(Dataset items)
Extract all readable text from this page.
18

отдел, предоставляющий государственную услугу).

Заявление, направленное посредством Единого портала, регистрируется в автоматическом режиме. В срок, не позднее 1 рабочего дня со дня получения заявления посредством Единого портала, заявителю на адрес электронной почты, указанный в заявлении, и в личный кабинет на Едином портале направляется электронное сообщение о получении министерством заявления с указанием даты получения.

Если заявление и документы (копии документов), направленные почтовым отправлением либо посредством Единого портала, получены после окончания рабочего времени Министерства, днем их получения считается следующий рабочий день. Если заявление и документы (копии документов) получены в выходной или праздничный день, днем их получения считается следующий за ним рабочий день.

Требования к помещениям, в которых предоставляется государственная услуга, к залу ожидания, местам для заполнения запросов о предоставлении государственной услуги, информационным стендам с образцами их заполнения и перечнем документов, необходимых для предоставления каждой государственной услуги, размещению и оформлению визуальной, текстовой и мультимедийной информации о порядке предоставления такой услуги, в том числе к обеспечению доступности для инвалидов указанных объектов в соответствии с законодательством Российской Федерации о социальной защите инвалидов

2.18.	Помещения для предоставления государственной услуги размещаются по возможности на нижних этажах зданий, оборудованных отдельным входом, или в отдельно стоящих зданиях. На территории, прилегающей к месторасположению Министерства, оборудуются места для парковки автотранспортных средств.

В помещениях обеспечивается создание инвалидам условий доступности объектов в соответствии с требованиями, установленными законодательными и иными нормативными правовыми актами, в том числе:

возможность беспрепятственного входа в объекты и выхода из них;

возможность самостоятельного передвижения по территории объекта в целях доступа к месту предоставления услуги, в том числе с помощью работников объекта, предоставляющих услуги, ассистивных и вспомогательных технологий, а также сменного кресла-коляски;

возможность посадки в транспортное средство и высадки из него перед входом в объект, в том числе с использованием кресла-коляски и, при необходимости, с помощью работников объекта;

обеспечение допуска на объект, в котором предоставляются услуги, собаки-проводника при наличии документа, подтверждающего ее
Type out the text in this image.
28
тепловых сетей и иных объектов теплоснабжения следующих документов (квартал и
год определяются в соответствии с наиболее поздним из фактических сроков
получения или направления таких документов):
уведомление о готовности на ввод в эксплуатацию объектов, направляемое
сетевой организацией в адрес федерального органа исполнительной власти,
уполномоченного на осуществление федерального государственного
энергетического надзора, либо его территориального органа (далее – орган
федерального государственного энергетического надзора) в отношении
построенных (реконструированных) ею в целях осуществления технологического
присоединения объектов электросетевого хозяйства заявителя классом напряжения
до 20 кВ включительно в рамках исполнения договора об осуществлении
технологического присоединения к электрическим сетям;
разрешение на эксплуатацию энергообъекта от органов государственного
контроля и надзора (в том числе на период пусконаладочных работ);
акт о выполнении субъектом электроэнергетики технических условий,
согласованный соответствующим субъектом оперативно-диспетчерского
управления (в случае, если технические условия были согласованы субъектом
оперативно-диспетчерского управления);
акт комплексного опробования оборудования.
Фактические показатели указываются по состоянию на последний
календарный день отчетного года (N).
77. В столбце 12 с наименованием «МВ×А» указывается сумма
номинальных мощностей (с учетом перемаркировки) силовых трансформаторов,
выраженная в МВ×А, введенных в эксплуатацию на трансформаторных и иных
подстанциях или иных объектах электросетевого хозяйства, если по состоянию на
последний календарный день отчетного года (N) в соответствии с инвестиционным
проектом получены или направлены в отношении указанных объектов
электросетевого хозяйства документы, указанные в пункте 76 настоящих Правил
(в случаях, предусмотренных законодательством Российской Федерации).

• **REQUIRED WORK**
Tally how many lines in the material above hold the word "возможность". Write only that number.

• **IN RESPONSE**
3